Repeat every line below exactly, word for word.

• Raw data:
'''

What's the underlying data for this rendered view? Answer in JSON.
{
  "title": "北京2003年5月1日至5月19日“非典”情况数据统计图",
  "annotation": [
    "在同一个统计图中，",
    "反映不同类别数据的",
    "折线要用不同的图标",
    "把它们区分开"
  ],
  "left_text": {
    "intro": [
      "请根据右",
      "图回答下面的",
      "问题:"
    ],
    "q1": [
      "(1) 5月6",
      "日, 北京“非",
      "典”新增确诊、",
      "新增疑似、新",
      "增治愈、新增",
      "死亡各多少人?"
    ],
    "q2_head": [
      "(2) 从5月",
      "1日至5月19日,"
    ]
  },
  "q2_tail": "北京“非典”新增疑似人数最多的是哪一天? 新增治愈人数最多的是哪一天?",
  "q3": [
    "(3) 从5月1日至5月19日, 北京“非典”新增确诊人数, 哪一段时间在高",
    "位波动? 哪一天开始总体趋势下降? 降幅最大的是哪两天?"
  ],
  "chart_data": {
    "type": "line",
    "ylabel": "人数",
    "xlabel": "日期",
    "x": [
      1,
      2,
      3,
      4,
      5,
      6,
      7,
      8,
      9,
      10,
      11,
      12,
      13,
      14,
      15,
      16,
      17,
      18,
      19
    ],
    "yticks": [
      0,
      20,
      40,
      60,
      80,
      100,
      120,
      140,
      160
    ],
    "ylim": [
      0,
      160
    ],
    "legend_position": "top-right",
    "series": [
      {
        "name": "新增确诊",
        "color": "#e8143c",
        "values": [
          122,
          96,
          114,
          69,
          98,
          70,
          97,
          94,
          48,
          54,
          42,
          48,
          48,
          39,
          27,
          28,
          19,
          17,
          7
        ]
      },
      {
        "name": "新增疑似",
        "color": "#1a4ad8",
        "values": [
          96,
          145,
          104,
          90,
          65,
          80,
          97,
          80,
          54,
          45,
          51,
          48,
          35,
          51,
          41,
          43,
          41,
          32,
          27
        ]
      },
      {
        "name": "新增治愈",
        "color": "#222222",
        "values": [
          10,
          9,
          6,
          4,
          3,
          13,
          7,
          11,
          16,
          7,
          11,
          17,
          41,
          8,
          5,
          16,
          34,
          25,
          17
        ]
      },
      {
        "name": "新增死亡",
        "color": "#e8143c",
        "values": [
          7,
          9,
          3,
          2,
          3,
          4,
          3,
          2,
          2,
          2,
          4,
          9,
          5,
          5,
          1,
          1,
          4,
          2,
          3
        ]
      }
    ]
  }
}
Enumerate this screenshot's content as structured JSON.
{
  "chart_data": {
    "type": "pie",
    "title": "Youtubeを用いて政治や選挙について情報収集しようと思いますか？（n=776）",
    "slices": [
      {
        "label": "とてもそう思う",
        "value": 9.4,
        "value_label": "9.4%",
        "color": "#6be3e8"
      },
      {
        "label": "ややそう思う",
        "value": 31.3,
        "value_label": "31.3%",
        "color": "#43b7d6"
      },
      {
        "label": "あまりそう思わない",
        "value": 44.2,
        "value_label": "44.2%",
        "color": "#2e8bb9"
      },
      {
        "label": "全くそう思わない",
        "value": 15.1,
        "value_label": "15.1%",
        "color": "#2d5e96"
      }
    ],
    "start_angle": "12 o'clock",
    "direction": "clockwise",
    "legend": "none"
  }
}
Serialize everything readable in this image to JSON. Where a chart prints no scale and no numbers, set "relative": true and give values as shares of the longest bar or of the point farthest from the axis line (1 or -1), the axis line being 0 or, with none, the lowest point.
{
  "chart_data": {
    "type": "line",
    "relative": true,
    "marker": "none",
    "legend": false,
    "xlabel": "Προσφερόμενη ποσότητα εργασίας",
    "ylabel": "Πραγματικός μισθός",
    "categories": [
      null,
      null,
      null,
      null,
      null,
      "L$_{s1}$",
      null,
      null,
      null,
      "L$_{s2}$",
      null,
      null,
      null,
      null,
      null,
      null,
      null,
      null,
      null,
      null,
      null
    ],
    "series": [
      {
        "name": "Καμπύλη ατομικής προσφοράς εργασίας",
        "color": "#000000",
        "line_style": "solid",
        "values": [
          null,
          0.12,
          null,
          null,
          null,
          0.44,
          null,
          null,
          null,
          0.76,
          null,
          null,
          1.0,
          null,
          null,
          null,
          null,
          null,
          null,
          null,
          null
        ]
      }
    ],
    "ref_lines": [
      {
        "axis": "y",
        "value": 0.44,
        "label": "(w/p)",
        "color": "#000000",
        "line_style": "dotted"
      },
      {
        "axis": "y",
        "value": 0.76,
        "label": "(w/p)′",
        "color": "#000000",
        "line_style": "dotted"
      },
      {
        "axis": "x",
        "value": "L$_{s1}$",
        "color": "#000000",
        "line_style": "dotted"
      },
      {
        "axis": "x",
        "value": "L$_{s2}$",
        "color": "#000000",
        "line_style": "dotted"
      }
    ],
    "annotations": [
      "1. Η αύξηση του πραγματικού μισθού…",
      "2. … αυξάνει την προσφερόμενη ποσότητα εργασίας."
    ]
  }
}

'''

• Task response:
What's the underlying data for this rendered view? Answer in JSON.
{
  "title": "北京2003年5月1日至5月19日“非典”情况数据统计图",
  "annotation": [
    "在同一个统计图中，",
    "反映不同类别数据的",
    "折线要用不同的图标",
    "把它们区分开"
  ],
  "left_text": {
    "intro": [
      "请根据右",
      "图回答下面的",
      "问题:"
    ],
    "q1": [
      "(1) 5月6",
      "日, 北京“非",
      "典”新增确诊、",
      "新增疑似、新",
      "增治愈、新增",
      "死亡各多少人?"
    ],
    "q2_head": [
      "(2) 从5月",
      "1日至5月19日,"
    ]
  },
  "q2_tail": "北京“非典”新增疑似人数最多的是哪一天? 新增治愈人数最多的是哪一天?",
  "q3": [
    "(3) 从5月1日至5月19日, 北京“非典”新增确诊人数, 哪一段时间在高",
    "位波动? 哪一天开始总体趋势下降? 降幅最大的是哪两天?"
  ],
  "chart_data": {
    "type": "line",
    "ylabel": "人数",
    "xlabel": "日期",
    "x": [
      1,
      2,
      3,
      4,
      5,
      6,
      7,
      8,
      9,
      10,
      11,
      12,
      13,
      14,
      15,
      16,
      17,
      18,
      19
    ],
    "yticks": [
      0,
      20,
      40,
      60,
      80,
      100,
      120,
      140,
      160
    ],
    "ylim": [
      0,
      160
    ],
    "legend_position": "top-right",
    "series": [
      {
        "name": "新增确诊",
        "color": "#e8143c",
        "values": [
          122,
          96,
          114,
          69,
          98,
          70,
          97,
          94,
          48,
          54,
          42,
          48,
          48,
          39,
          27,
          28,
          19,
          17,
          7
        ]
      },
      {
        "name": "新增疑似",
        "color": "#1a4ad8",
        "values": [
          96,
          145,
          104,
          90,
          65,
          80,
          97,
          80,
          54,
          45,
          51,
          48,
          35,
          51,
          41,
          43,
          41,
          32,
          27
        ]
      },
      {
        "name": "新增治愈",
        "color": "#222222",
        "values": [
          10,
          9,
          6,
          4,
          3,
          13,
          7,
          11,
          16,
          7,
          11,
          17,
          41,
          8,
          5,
          16,
          34,
          25,
          17
        ]
      },
      {
        "name": "新增死亡",
        "color": "#e8143c",
        "values": [
          7,
          9,
          3,
          2,
          3,
          4,
          3,
          2,
          2,
          2,
          4,
          9,
          5,
          5,
          1,
          1,
          4,
          2,
          3
        ]
      }
    ]
  }
}
Enumerate this screenshot's content as structured JSON.
{
  "chart_data": {
    "type": "pie",
    "title": "Youtubeを用いて政治や選挙について情報収集しようと思いますか？（n=776）",
    "slices": [
      {
        "label": "とてもそう思う",
        "value": 9.4,
        "value_label": "9.4%",
        "color": "#6be3e8"
      },
      {
        "label": "ややそう思う",
        "value": 31.3,
        "value_label": "31.3%",
        "color": "#43b7d6"
      },
      {
        "label": "あまりそう思わない",
        "value": 44.2,
        "value_label": "44.2%",
        "color": "#2e8bb9"
      },
      {
        "label": "全くそう思わない",
        "value": 15.1,
        "value_label": "15.1%",
        "color": "#2d5e96"
      }
    ],
    "start_angle": "12 o'clock",
    "direction": "clockwise",
    "legend": "none"
  }
}
Serialize everything readable in this image to JSON. Where a chart prints no scale and no numbers, set "relative": true and give values as shares of the longest bar or of the point farthest from the axis line (1 or -1), the axis line being 0 or, with none, the lowest point.
{
  "chart_data": {
    "type": "line",
    "relative": true,
    "marker": "none",
    "legend": false,
    "xlabel": "Προσφερόμενη ποσότητα εργασίας",
    "ylabel": "Πραγματικός μισθός",
    "categories": [
      null,
      null,
      null,
      null,
      null,
      "L$_{s1}$",
      null,
      null,
      null,
      "L$_{s2}$",
      null,
      null,
      null,
      null,
      null,
      null,
      null,
      null,
      null,
      null,
      null
    ],
    "series": [
      {
        "name": "Καμπύλη ατομικής προσφοράς εργασίας",
        "color": "#000000",
        "line_style": "solid",
        "values": [
          null,
          0.12,
          null,
          null,
          null,
          0.44,
          null,
          null,
          null,
          0.76,
          null,
          null,
          1.0,
          null,
          null,
          null,
          null,
          null,
          null,
          null,
          null
        ]
      }
    ],
    "ref_lines": [
      {
        "axis": "y",
        "value": 0.44,
        "label": "(w/p)",
        "color": "#000000",
        "line_style": "dotted"
      },
      {
        "axis": "y",
        "value": 0.76,
        "label": "(w/p)′",
        "color": "#000000",
        "line_style": "dotted"
      },
      {
        "axis": "x",
        "value": "L$_{s1}$",
        "color": "#000000",
        "line_style": "dotted"
      },
      {
        "axis": "x",
        "value": "L$_{s2}$",
        "color": "#000000",
        "line_style": "dotted"
      }
    ],
    "annotations": [
      "1. Η αύξηση του πραγματικού μισθού…",
      "2. … αυξάνει την προσφερόμενη ποσότητα εργασίας."
    ]
  }
}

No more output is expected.